• SHORT PROBLEM
Extract the entries in their exact form.

• Dataset items
·····

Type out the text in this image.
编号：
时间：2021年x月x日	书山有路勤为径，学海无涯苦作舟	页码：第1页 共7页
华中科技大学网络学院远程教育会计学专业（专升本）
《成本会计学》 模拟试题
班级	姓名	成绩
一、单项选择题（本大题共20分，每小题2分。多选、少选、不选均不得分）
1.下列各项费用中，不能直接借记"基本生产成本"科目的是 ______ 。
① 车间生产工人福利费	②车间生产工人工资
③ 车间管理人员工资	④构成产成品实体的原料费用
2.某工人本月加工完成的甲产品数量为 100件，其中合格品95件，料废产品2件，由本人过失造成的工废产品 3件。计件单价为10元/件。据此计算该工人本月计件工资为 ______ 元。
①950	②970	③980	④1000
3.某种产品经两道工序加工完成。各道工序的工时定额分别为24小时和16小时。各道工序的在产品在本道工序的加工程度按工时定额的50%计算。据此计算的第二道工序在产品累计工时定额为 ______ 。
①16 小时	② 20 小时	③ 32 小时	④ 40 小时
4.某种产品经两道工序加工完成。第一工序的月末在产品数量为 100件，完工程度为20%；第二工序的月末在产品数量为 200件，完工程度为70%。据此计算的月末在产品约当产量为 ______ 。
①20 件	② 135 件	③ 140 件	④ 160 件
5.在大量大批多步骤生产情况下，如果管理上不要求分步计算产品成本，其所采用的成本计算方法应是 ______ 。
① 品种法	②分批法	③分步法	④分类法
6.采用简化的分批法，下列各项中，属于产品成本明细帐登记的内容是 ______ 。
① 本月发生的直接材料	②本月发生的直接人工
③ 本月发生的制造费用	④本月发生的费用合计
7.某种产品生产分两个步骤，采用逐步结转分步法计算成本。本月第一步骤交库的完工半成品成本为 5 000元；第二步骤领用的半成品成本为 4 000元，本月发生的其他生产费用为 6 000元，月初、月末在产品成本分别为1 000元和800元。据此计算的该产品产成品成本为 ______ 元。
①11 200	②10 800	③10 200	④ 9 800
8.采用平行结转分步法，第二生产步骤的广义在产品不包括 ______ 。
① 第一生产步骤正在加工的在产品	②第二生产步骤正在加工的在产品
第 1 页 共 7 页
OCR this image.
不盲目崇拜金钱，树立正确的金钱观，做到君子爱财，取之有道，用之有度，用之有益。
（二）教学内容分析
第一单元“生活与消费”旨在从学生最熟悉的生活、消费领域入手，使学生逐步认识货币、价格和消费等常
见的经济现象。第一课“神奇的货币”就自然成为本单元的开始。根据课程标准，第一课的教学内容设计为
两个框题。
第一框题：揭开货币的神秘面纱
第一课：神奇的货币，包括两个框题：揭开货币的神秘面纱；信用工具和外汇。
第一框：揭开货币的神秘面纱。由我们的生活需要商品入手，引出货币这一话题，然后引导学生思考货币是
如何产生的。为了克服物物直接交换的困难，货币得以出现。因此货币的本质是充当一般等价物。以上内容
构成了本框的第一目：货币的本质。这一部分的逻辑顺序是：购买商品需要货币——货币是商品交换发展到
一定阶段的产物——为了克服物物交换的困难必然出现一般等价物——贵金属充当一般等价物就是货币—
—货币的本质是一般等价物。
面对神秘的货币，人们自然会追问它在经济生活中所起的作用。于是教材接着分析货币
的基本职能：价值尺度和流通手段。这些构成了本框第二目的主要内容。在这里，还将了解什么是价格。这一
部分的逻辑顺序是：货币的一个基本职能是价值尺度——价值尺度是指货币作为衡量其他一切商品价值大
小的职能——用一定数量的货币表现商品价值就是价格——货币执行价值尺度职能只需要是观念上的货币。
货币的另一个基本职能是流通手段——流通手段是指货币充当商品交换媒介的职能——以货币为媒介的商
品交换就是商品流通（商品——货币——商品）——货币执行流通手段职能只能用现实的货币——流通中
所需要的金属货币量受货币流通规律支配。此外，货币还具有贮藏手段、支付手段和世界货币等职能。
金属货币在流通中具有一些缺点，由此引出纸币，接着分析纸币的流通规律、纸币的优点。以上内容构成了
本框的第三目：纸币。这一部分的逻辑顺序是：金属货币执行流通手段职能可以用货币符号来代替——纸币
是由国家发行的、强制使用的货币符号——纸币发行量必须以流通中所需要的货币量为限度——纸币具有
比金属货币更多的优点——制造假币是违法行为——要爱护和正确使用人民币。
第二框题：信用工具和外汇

·····

• WRITTEN ANSWER
Type out the text in this image.
编号：
时间：2021年x月x日	书山有路勤为径，学海无涯苦作舟	页码：第1页 共7页
华中科技大学网络学院远程教育会计学专业（专升本）
《成本会计学》 模拟试题
班级	姓名	成绩
一、单项选择题（本大题共20分，每小题2分。多选、少选、不选均不得分）
1.下列各项费用中，不能直接借记"基本生产成本"科目的是 ______ 。
① 车间生产工人福利费	②车间生产工人工资
③ 车间管理人员工资	④构成产成品实体的原料费用
2.某工人本月加工完成的甲产品数量为 100件，其中合格品95件，料废产品2件，由本人过失造成的工废产品 3件。计件单价为10元/件。据此计算该工人本月计件工资为 ______ 元。
①950	②970	③980	④1000
3.某种产品经两道工序加工完成。各道工序的工时定额分别为24小时和16小时。各道工序的在产品在本道工序的加工程度按工时定额的50%计算。据此计算的第二道工序在产品累计工时定额为 ______ 。
①16 小时	② 20 小时	③ 32 小时	④ 40 小时
4.某种产品经两道工序加工完成。第一工序的月末在产品数量为 100件，完工程度为20%；第二工序的月末在产品数量为 200件，完工程度为70%。据此计算的月末在产品约当产量为 ______ 。
①20 件	② 135 件	③ 140 件	④ 160 件
5.在大量大批多步骤生产情况下，如果管理上不要求分步计算产品成本，其所采用的成本计算方法应是 ______ 。
① 品种法	②分批法	③分步法	④分类法
6.采用简化的分批法，下列各项中，属于产品成本明细帐登记的内容是 ______ 。
① 本月发生的直接材料	②本月发生的直接人工
③ 本月发生的制造费用	④本月发生的费用合计
7.某种产品生产分两个步骤，采用逐步结转分步法计算成本。本月第一步骤交库的完工半成品成本为 5 000元；第二步骤领用的半成品成本为 4 000元，本月发生的其他生产费用为 6 000元，月初、月末在产品成本分别为1 000元和800元。据此计算的该产品产成品成本为 ______ 元。
①11 200	②10 800	③10 200	④ 9 800
8.采用平行结转分步法，第二生产步骤的广义在产品不包括 ______ 。
① 第一生产步骤正在加工的在产品	②第二生产步骤正在加工的在产品
第 1 页 共 7 页
OCR this image.
不盲目崇拜金钱，树立正确的金钱观，做到君子爱财，取之有道，用之有度，用之有益。
（二）教学内容分析
第一单元“生活与消费”旨在从学生最熟悉的生活、消费领域入手，使学生逐步认识货币、价格和消费等常
见的经济现象。第一课“神奇的货币”就自然成为本单元的开始。根据课程标准，第一课的教学内容设计为
两个框题。
第一框题：揭开货币的神秘面纱
第一课：神奇的货币，包括两个框题：揭开货币的神秘面纱；信用工具和外汇。
第一框：揭开货币的神秘面纱。由我们的生活需要商品入手，引出货币这一话题，然后引导学生思考货币是
如何产生的。为了克服物物直接交换的困难，货币得以出现。因此货币的本质是充当一般等价物。以上内容
构成了本框的第一目：货币的本质。这一部分的逻辑顺序是：购买商品需要货币——货币是商品交换发展到
一定阶段的产物——为了克服物物交换的困难必然出现一般等价物——贵金属充当一般等价物就是货币—
—货币的本质是一般等价物。
面对神秘的货币，人们自然会追问它在经济生活中所起的作用。于是教材接着分析货币
的基本职能：价值尺度和流通手段。这些构成了本框第二目的主要内容。在这里，还将了解什么是价格。这一
部分的逻辑顺序是：货币的一个基本职能是价值尺度——价值尺度是指货币作为衡量其他一切商品价值大
小的职能——用一定数量的货币表现商品价值就是价格——货币执行价值尺度职能只需要是观念上的货币。
货币的另一个基本职能是流通手段——流通手段是指货币充当商品交换媒介的职能——以货币为媒介的商
品交换就是商品流通（商品——货币——商品）——货币执行流通手段职能只能用现实的货币——流通中
所需要的金属货币量受货币流通规律支配。此外，货币还具有贮藏手段、支付手段和世界货币等职能。
金属货币在流通中具有一些缺点，由此引出纸币，接着分析纸币的流通规律、纸币的优点。以上内容构成了
本框的第三目：纸币。这一部分的逻辑顺序是：金属货币执行流通手段职能可以用货币符号来代替——纸币
是由国家发行的、强制使用的货币符号——纸币发行量必须以流通中所需要的货币量为限度——纸币具有
比金属货币更多的优点——制造假币是违法行为——要爱护和正确使用人民币。
第二框题：信用工具和外汇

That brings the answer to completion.